Exercise objective
Produce an exact copy of all the data below, dropping every image.
--- START ---
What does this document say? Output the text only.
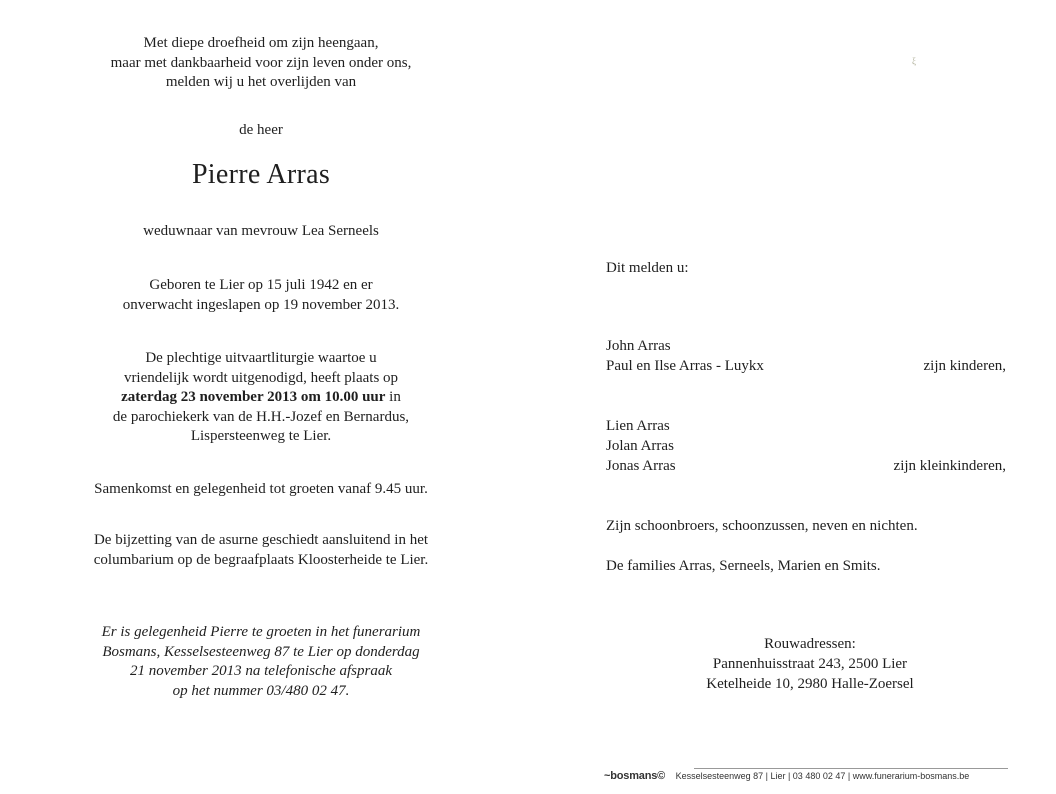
Met diepe droefheid om zijn heengaan,
maar met dankbaarheid voor zijn leven onder ons,
melden wij u het overlijden van
de heer
Pierre Arras
weduwnaar van mevrouw Lea Serneels
Geboren te Lier op 15 juli 1942 en er
onverwacht ingeslapen op 19 november 2013.
De plechtige uitvaartliturgie waartoe u
vriendelijk wordt uitgenodigd, heeft plaats op
zaterdag 23 november 2013 om 10.00 uur in
de parochiekerk van de H.H.-Jozef en Bernardus,
Lispersteenweg te Lier.
Samenkomst en gelegenheid tot groeten vanaf 9.45 uur.
De bijzetting van de asurne geschiedt aansluitend in het
columbarium op de begraafplaats Kloosterheide te Lier.
Er is gelegenheid Pierre te groeten in het funerarium
Bosmans, Kesselsesteenweg 87 te Lier op donderdag
21 november 2013 na telefonische afspraak
op het nummer 03/480 02 47.
ξ
Dit melden u:
John Arras
Paul en Ilse Arras - Luykx	zijn kinderen,
Lien Arras
Jolan Arras
Jonas Arras	zijn kleinkinderen,
Zijn schoonbroers, schoonzussen, neven en nichten.
De families Arras, Serneels, Marien en Smits.
Rouwadressen:
Pannenhuisstraat 243, 2500 Lier
Ketelheide 10, 2980 Halle-Zoersel
~bosmans© Kesselsesteenweg 87 | Lier | 03 480 02 47 | www.funerarium-bosmans.be
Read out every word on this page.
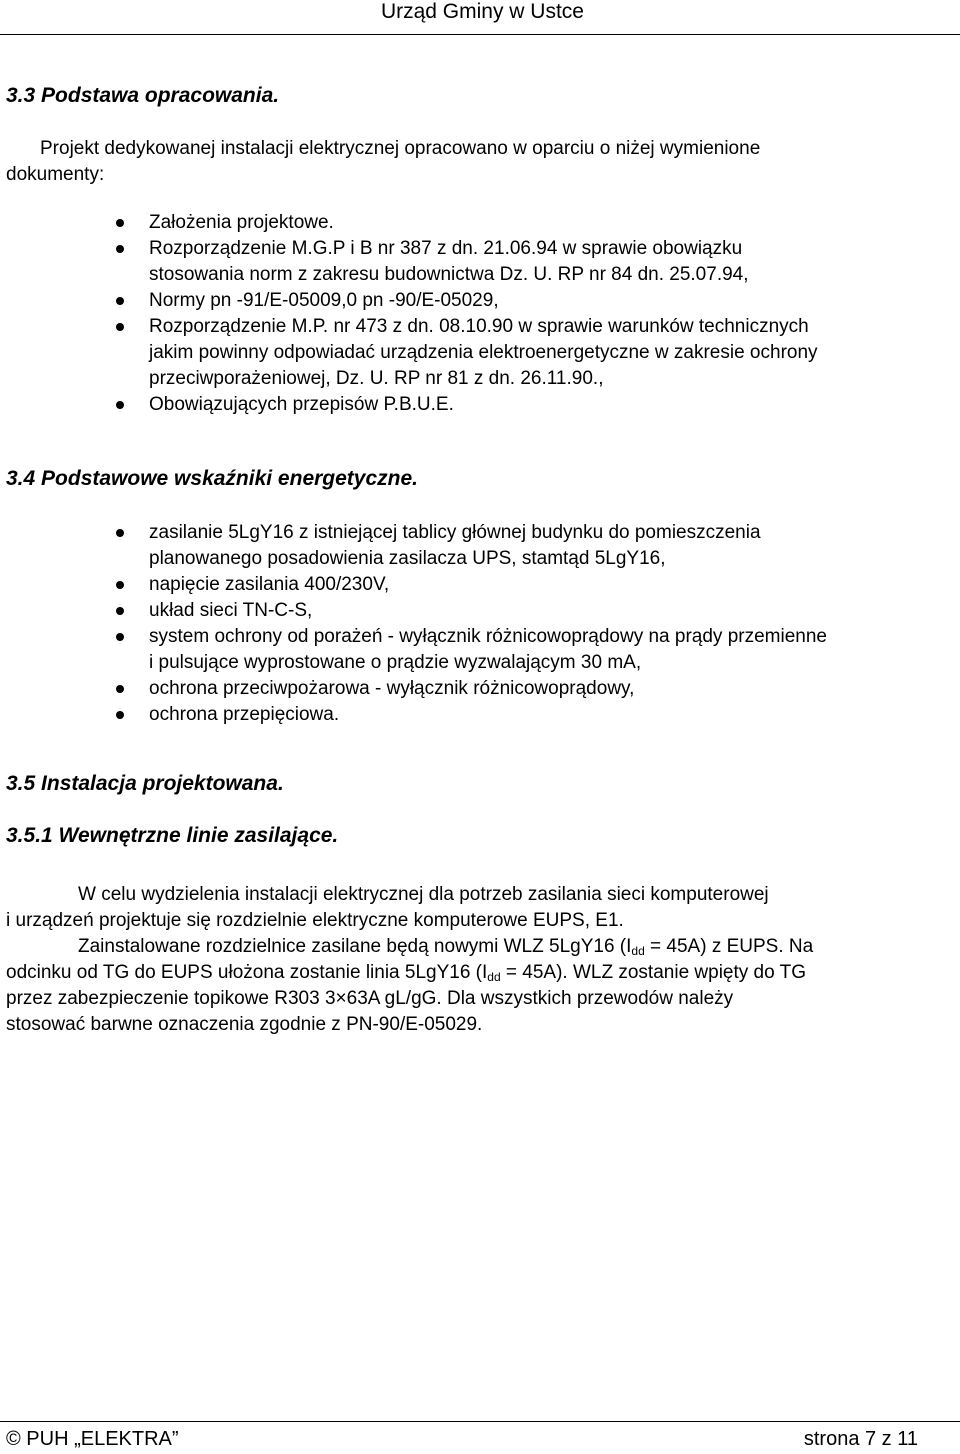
Urząd Gminy w Ustce
3.3 Podstawa opracowania.
Projekt dedykowanej instalacji elektrycznej opracowano w oparciu o niżej wymienione
dokumenty:
Założenia projektowe.
Rozporządzenie M.G.P i B nr 387 z dn. 21.06.94 w sprawie obowiązku
stosowania norm z zakresu budownictwa Dz. U. RP nr 84 dn. 25.07.94,
Normy pn -91/E-05009,0 pn -90/E-05029,
Rozporządzenie M.P. nr 473 z dn. 08.10.90 w sprawie warunków technicznych
jakim powinny odpowiadać urządzenia elektroenergetyczne w zakresie ochrony
przeciwporażeniowej, Dz. U. RP nr 81 z dn. 26.11.90.,
Obowiązujących przepisów P.B.U.E.
3.4 Podstawowe wskaźniki energetyczne.
zasilanie 5LgY16 z istniejącej tablicy głównej budynku do pomieszczenia
planowanego posadowienia zasilacza UPS, stamtąd 5LgY16,
napięcie zasilania 400/230V,
układ sieci TN-C-S,
system ochrony od porażeń - wyłącznik różnicowoprądowy na prądy przemienne
i pulsujące wyprostowane o prądzie wyzwalającym 30 mA,
ochrona przeciwpożarowa - wyłącznik różnicowoprądowy,
ochrona przepięciowa.
3.5 Instalacja projektowana.
3.5.1 Wewnętrzne linie zasilające.
W celu wydzielenia instalacji elektrycznej dla potrzeb zasilania sieci komputerowej
i urządzeń projektuje się rozdzielnie elektryczne komputerowe EUPS, E1.
Zainstalowane rozdzielnice zasilane będą nowymi WLZ 5LgY16 $(I_{dd} = 45A)$ z EUPS. Na
odcinku od TG do EUPS ułożona zostanie linia 5LgY16 $(I_{dd} = 45A)$. WLZ zostanie wpięty do TG
przez zabezpieczenie topikowe R303 3×63A gL/gG. Dla wszystkich przewodów należy
stosować barwne oznaczenia zgodnie z PN-90/E-05029.
© PUH „ELEKTRA”	strona 7 z 11
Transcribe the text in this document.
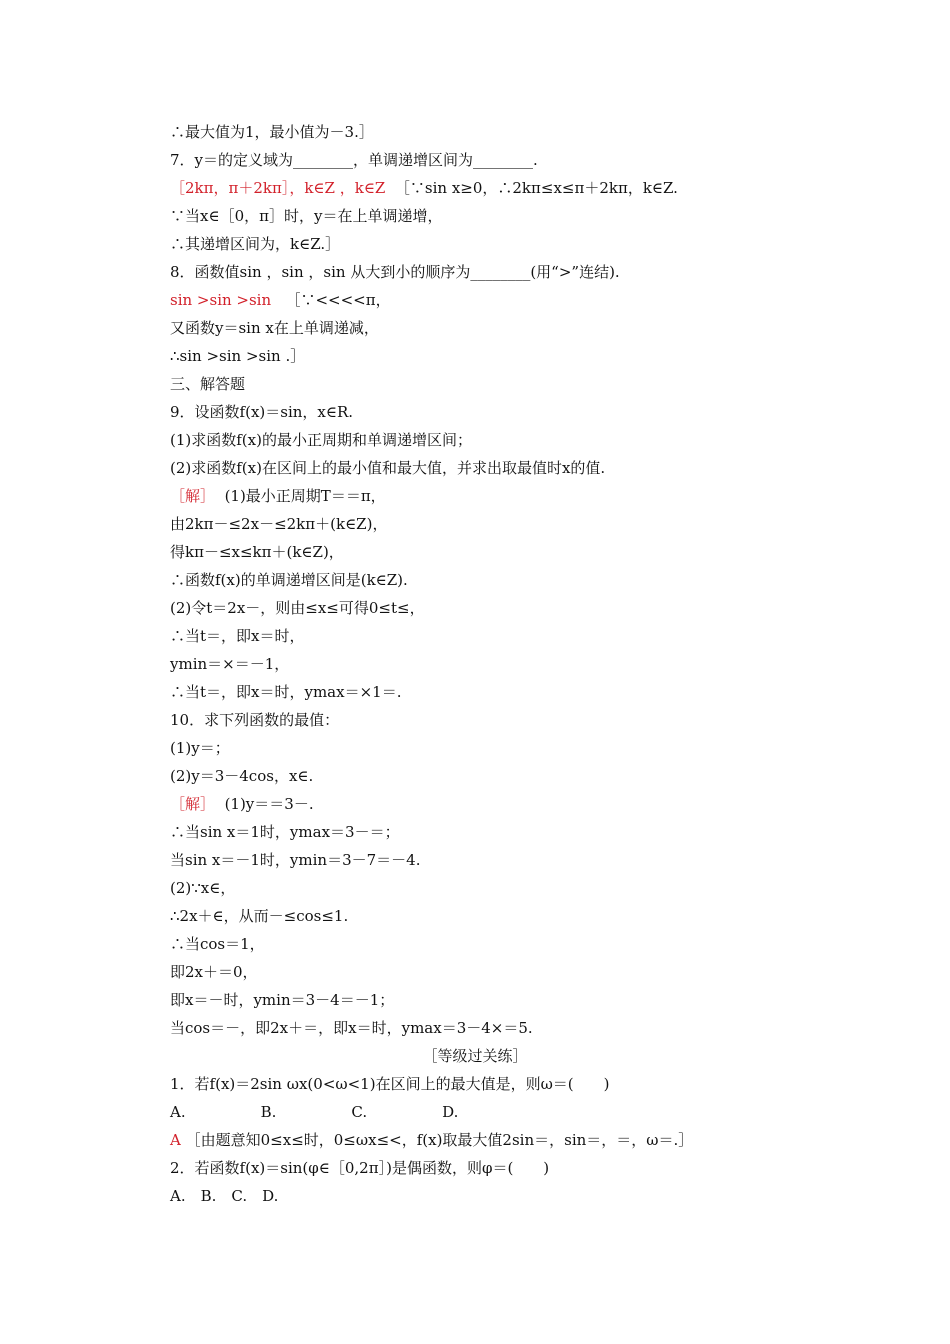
∴最大值为1，最小值为－3.］
7．y＝的定义域为________，单调递增区间为________.
［2kπ，π＋2kπ］，k∈Z ，k∈Z ［∵sin x≥0，∴2kπ≤x≤π＋2kπ，k∈Z.
∵当x∈［0，π］时，y＝在上单调递增，
∴其递增区间为，k∈Z.］
8．函数值sin ，sin ，sin 从大到小的顺序为________(用“>”连结).
sin >sin >sin ［∵<<<<π，
又函数y＝sin x在上单调递减，
∴sin >sin >sin .］
三、解答题
9．设函数f(x)＝sin，x∈R.
(1)求函数f(x)的最小正周期和单调递增区间；
(2)求函数f(x)在区间上的最小值和最大值，并求出取最值时x的值.
［解］ (1)最小正周期T＝＝π，
由2kπ－≤2x－≤2kπ＋(k∈Z)，
得kπ－≤x≤kπ＋(k∈Z)，
∴函数f(x)的单调递增区间是(k∈Z).
(2)令t＝2x－，则由≤x≤可得0≤t≤，
∴当t＝，即x＝时，
ymin＝×＝－1，
∴当t＝，即x＝时，ymax＝×1＝.
10．求下列函数的最值：
(1)y＝；
(2)y＝3－4cos，x∈.
［解］ (1)y＝＝3－.
∴当sin x＝1时，ymax＝3－＝；
当sin x＝－1时，ymin＝3－7＝－4.
(2)∵x∈，
∴2x＋∈，从而－≤cos≤1.
∴当cos＝1，
即2x＋＝0，
即x＝－时，ymin＝3－4＝－1；
当cos＝－，即2x＋＝，即x＝时，ymax＝3－4×＝5.
［等级过关练］
1．若f(x)＝2sin ωx(0<ω<1)在区间上的最大值是，则ω＝(　　)
A.　　　　　B.　　　　　C.　　　　　D.
A ［由题意知0≤x≤时，0≤ωx≤<，f(x)取最大值2sin＝，sin＝，＝，ω＝.］
2．若函数f(x)＝sin(φ∈［0,2π］)是偶函数，则φ＝(　　)
A.　B.　C.　D.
--- END ---
Reply to the task
What does this document say? Output the text only.
Met diepe droefheid om zijn heengaan,
maar met dankbaarheid voor zijn leven onder ons,
melden wij u het overlijden van
de heer
Pierre Arras
weduwnaar van mevrouw Lea Serneels
Geboren te Lier op 15 juli 1942 en er
onverwacht ingeslapen op 19 november 2013.
De plechtige uitvaartliturgie waartoe u
vriendelijk wordt uitgenodigd, heeft plaats op
zaterdag 23 november 2013 om 10.00 uur in
de parochiekerk van de H.H.-Jozef en Bernardus,
Lispersteenweg te Lier.
Samenkomst en gelegenheid tot groeten vanaf 9.45 uur.
De bijzetting van de asurne geschiedt aansluitend in het
columbarium op de begraafplaats Kloosterheide te Lier.
Er is gelegenheid Pierre te groeten in het funerarium
Bosmans, Kesselsesteenweg 87 te Lier op donderdag
21 november 2013 na telefonische afspraak
op het nummer 03/480 02 47.
ξ
Dit melden u:
John Arras
Paul en Ilse Arras - Luykx	zijn kinderen,
Lien Arras
Jolan Arras
Jonas Arras	zijn kleinkinderen,
Zijn schoonbroers, schoonzussen, neven en nichten.
De families Arras, Serneels, Marien en Smits.
Rouwadressen:
Pannenhuisstraat 243, 2500 Lier
Ketelheide 10, 2980 Halle-Zoersel
~bosmans© Kesselsesteenweg 87 | Lier | 03 480 02 47 | www.funerarium-bosmans.be
Read out every word on this page.
Urząd Gminy w Ustce
3.3 Podstawa opracowania.
Projekt dedykowanej instalacji elektrycznej opracowano w oparciu o niżej wymienione
dokumenty:
Założenia projektowe.
Rozporządzenie M.G.P i B nr 387 z dn. 21.06.94 w sprawie obowiązku
stosowania norm z zakresu budownictwa Dz. U. RP nr 84 dn. 25.07.94,
Normy pn -91/E-05009,0 pn -90/E-05029,
Rozporządzenie M.P. nr 473 z dn. 08.10.90 w sprawie warunków technicznych
jakim powinny odpowiadać urządzenia elektroenergetyczne w zakresie ochrony
przeciwporażeniowej, Dz. U. RP nr 81 z dn. 26.11.90.,
Obowiązujących przepisów P.B.U.E.
3.4 Podstawowe wskaźniki energetyczne.
zasilanie 5LgY16 z istniejącej tablicy głównej budynku do pomieszczenia
planowanego posadowienia zasilacza UPS, stamtąd 5LgY16,
napięcie zasilania 400/230V,
układ sieci TN-C-S,
system ochrony od porażeń - wyłącznik różnicowoprądowy na prądy przemienne
i pulsujące wyprostowane o prądzie wyzwalającym 30 mA,
ochrona przeciwpożarowa - wyłącznik różnicowoprądowy,
ochrona przepięciowa.
3.5 Instalacja projektowana.
3.5.1 Wewnętrzne linie zasilające.
W celu wydzielenia instalacji elektrycznej dla potrzeb zasilania sieci komputerowej
i urządzeń projektuje się rozdzielnie elektryczne komputerowe EUPS, E1.
Zainstalowane rozdzielnice zasilane będą nowymi WLZ 5LgY16 $(I_{dd} = 45A)$ z EUPS. Na
odcinku od TG do EUPS ułożona zostanie linia 5LgY16 $(I_{dd} = 45A)$. WLZ zostanie wpięty do TG
przez zabezpieczenie topikowe R303 3×63A gL/gG. Dla wszystkich przewodów należy
stosować barwne oznaczenia zgodnie z PN-90/E-05029.
© PUH „ELEKTRA”	strona 7 z 11
Transcribe the text in this document.
∴最大值为1，最小值为－3.］
7．y＝的定义域为________，单调递增区间为________.
［2kπ，π＋2kπ］，k∈Z ，k∈Z ［∵sin x≥0，∴2kπ≤x≤π＋2kπ，k∈Z.
∵当x∈［0，π］时，y＝在上单调递增，
∴其递增区间为，k∈Z.］
8．函数值sin ，sin ，sin 从大到小的顺序为________(用“>”连结).
sin >sin >sin ［∵<<<<π，
又函数y＝sin x在上单调递减，
∴sin >sin >sin .］
三、解答题
9．设函数f(x)＝sin，x∈R.
(1)求函数f(x)的最小正周期和单调递增区间；
(2)求函数f(x)在区间上的最小值和最大值，并求出取最值时x的值.
［解］ (1)最小正周期T＝＝π，
由2kπ－≤2x－≤2kπ＋(k∈Z)，
得kπ－≤x≤kπ＋(k∈Z)，
∴函数f(x)的单调递增区间是(k∈Z).
(2)令t＝2x－，则由≤x≤可得0≤t≤，
∴当t＝，即x＝时，
ymin＝×＝－1，
∴当t＝，即x＝时，ymax＝×1＝.
10．求下列函数的最值：
(1)y＝；
(2)y＝3－4cos，x∈.
［解］ (1)y＝＝3－.
∴当sin x＝1时，ymax＝3－＝；
当sin x＝－1时，ymin＝3－7＝－4.
(2)∵x∈，
∴2x＋∈，从而－≤cos≤1.
∴当cos＝1，
即2x＋＝0，
即x＝－时，ymin＝3－4＝－1；
当cos＝－，即2x＋＝，即x＝时，ymax＝3－4×＝5.
［等级过关练］
1．若f(x)＝2sin ωx(0<ω<1)在区间上的最大值是，则ω＝(　　)
A.　　　　　B.　　　　　C.　　　　　D.
A ［由题意知0≤x≤时，0≤ωx≤<，f(x)取最大值2sin＝，sin＝，＝，ω＝.］
2．若函数f(x)＝sin(φ∈［0,2π］)是偶函数，则φ＝(　　)
A.　B.　C.　D.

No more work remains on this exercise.